• [Exercise aim] From the entries below, list each line with "تبادل".

** Begin **

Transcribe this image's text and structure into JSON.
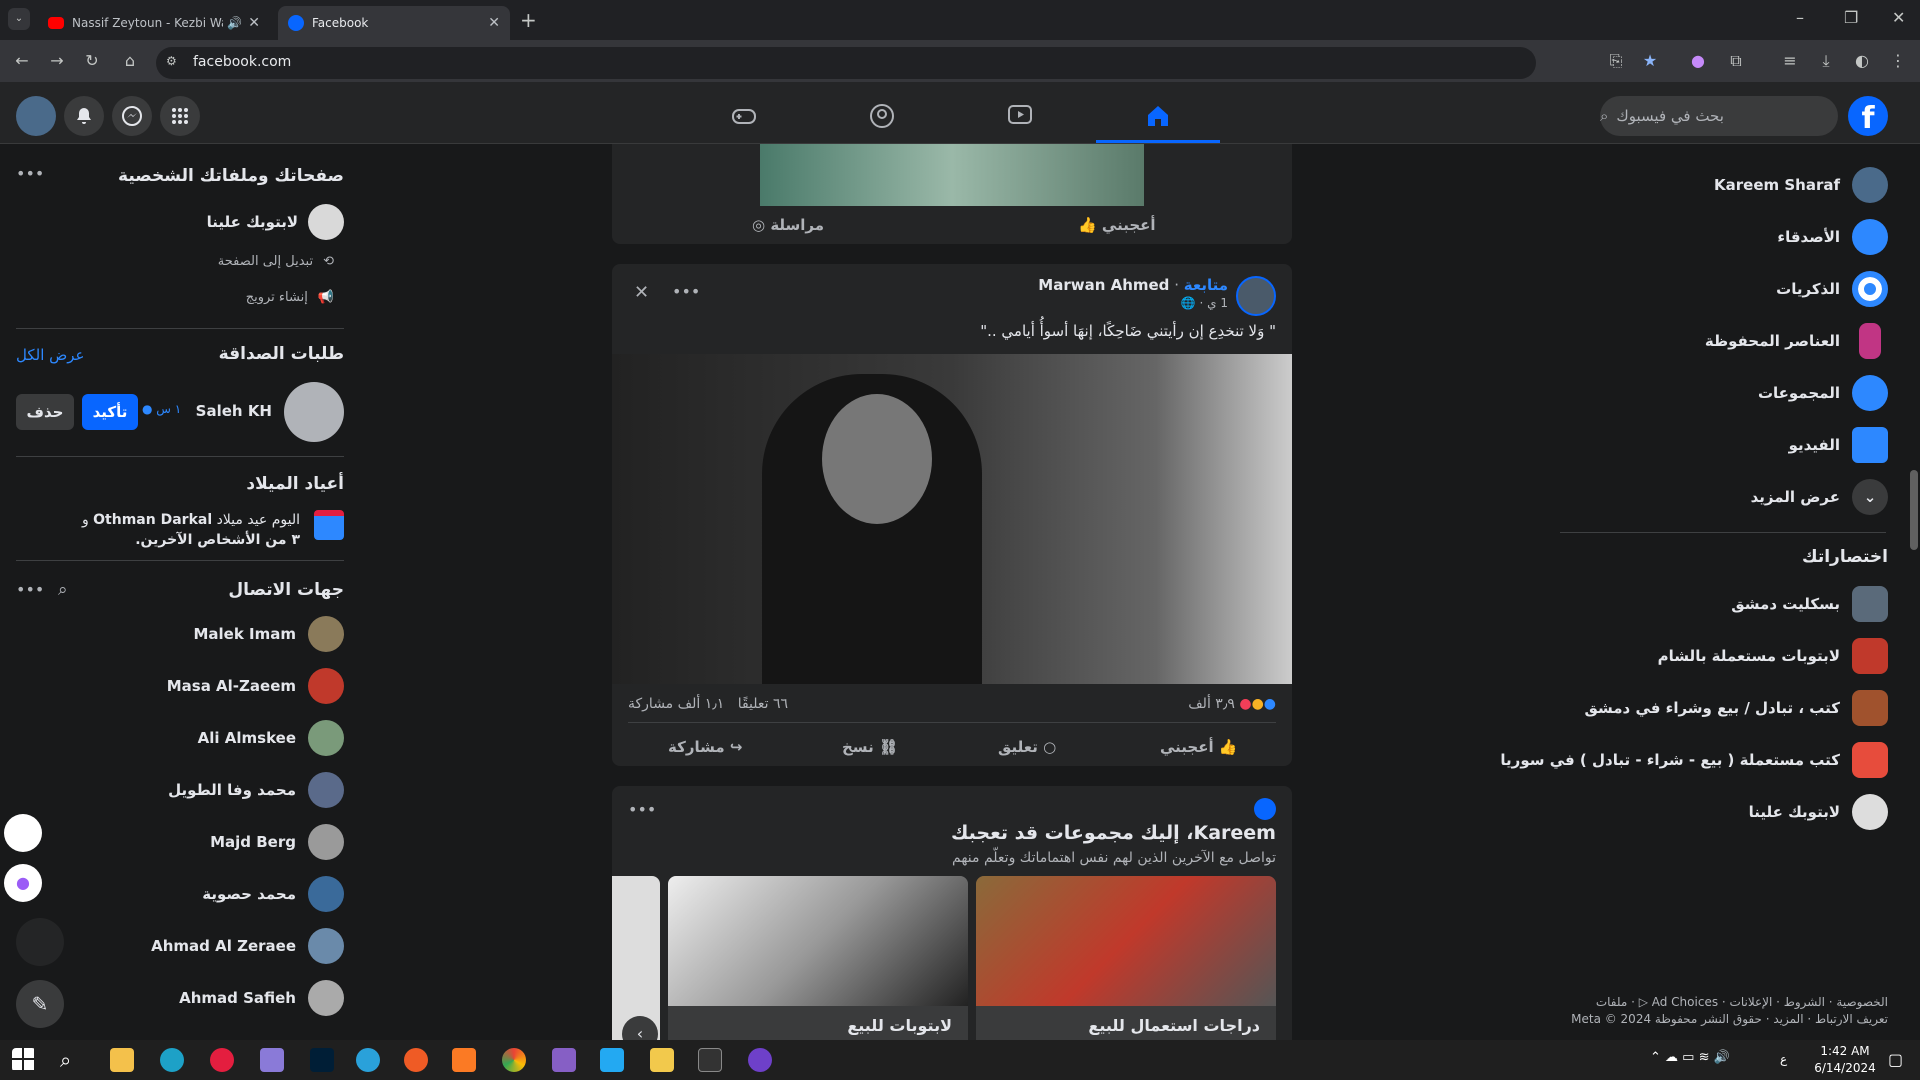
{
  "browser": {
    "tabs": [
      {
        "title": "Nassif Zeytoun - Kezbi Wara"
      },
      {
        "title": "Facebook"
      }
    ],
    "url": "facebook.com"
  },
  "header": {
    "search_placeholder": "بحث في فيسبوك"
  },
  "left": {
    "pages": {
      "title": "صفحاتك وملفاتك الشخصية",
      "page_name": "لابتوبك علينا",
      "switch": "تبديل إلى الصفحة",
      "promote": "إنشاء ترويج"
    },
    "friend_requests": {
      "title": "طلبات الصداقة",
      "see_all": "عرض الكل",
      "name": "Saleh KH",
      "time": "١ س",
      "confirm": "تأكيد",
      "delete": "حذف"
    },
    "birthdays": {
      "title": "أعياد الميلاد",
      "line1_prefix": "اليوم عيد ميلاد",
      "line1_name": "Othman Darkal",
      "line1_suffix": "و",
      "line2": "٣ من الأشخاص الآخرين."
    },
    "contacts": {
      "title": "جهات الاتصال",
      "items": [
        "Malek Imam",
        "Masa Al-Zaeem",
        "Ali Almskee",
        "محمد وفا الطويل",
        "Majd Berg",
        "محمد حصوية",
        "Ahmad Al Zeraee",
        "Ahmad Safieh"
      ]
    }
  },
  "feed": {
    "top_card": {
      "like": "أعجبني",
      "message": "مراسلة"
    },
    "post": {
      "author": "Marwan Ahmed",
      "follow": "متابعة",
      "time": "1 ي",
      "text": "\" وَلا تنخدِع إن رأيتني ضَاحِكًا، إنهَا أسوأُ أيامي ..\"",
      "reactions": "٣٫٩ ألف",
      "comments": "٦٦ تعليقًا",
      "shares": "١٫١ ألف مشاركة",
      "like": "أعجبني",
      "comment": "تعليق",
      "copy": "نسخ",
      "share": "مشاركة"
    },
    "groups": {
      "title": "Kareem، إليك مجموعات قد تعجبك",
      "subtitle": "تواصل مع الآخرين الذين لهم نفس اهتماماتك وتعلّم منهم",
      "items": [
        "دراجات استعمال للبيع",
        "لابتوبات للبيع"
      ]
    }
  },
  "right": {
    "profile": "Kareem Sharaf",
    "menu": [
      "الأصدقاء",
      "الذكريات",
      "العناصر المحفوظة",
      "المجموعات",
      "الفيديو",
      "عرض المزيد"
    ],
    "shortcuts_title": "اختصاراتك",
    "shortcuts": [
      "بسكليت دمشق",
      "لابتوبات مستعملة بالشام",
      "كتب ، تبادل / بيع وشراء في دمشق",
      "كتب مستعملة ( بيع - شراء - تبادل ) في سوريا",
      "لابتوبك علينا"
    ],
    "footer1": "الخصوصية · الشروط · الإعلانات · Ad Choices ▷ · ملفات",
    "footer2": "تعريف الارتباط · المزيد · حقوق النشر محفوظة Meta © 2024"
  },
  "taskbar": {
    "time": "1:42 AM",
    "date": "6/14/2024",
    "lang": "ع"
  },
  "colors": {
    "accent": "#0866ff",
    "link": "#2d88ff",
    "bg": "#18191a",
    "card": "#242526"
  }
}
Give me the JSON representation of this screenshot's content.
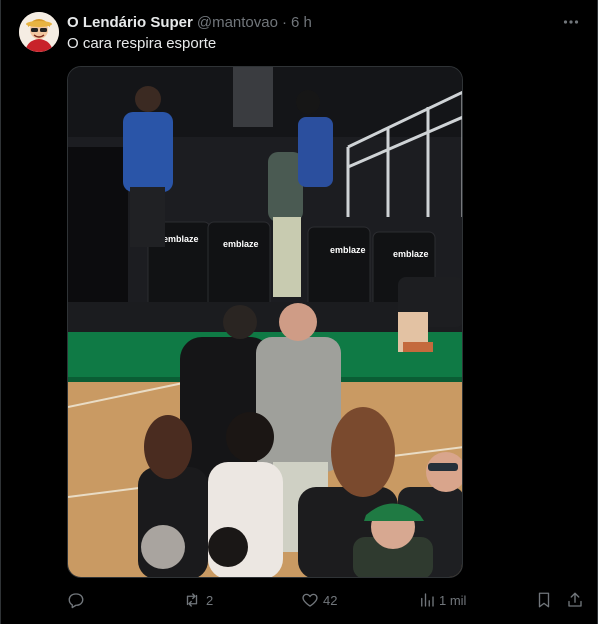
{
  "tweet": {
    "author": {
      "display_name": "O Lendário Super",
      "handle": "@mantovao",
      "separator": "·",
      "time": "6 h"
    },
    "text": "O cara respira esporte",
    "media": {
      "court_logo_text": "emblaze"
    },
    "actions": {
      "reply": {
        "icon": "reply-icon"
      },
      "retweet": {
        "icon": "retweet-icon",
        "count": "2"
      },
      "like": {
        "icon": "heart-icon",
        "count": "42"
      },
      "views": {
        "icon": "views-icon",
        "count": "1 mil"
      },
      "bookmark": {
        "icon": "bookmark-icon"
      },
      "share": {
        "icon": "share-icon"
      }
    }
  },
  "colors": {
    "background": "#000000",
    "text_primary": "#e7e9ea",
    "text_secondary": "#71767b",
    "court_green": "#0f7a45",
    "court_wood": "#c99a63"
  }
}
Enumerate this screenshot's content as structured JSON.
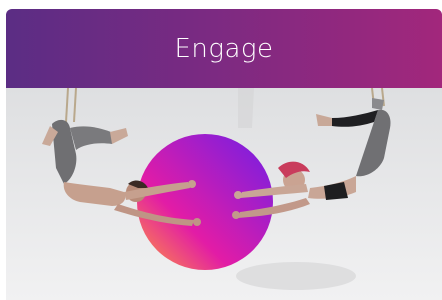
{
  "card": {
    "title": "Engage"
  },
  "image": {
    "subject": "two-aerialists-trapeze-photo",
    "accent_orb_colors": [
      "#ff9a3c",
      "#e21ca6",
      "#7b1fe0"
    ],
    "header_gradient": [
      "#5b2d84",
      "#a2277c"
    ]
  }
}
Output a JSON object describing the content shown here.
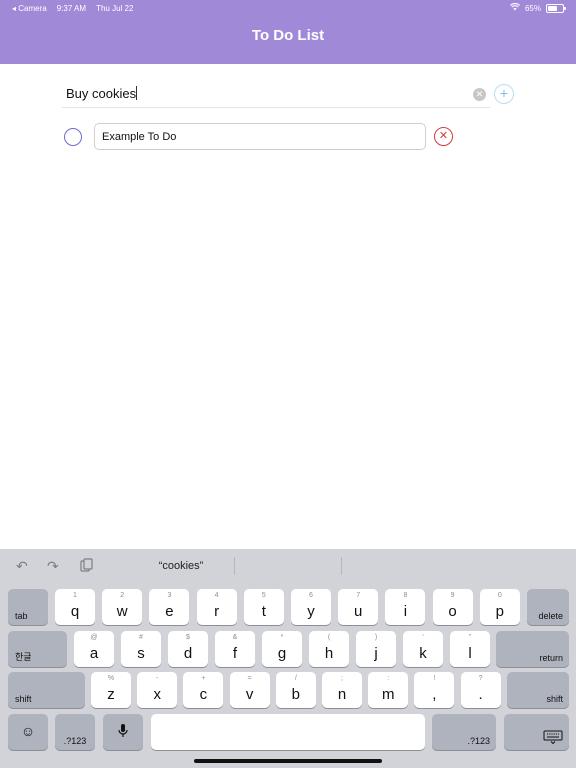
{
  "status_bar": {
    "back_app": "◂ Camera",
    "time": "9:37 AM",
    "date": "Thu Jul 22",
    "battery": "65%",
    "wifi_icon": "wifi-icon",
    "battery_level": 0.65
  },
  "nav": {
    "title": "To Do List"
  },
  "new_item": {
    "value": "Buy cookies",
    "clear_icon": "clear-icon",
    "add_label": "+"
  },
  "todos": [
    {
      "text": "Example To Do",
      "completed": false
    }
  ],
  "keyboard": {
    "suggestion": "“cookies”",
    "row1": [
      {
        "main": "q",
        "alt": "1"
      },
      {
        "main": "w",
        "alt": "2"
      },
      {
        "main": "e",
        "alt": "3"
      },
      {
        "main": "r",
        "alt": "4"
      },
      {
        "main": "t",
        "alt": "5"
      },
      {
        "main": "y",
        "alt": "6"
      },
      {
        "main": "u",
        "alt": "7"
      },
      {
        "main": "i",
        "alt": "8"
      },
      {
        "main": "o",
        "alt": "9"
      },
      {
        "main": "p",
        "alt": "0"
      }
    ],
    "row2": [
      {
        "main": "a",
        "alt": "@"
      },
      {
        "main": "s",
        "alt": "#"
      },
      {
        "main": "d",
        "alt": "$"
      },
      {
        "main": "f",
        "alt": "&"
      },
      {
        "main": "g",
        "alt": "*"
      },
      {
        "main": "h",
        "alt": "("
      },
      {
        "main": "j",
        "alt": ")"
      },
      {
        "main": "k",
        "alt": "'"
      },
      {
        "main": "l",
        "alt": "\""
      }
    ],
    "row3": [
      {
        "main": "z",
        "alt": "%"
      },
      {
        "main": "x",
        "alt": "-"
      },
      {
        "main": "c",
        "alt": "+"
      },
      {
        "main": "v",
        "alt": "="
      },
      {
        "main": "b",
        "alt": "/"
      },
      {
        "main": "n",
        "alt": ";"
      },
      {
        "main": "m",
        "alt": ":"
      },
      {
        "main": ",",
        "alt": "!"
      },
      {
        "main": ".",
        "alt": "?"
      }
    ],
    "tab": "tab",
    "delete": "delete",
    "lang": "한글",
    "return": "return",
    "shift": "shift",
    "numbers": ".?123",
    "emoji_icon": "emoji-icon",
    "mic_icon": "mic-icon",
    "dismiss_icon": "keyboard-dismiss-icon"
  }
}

** End **

• [Task answer]
      "كتب ، تبادل / بيع وشراء في دمشق",
      "كتب مستعملة ( بيع - شراء - تبادل ) في سوريا",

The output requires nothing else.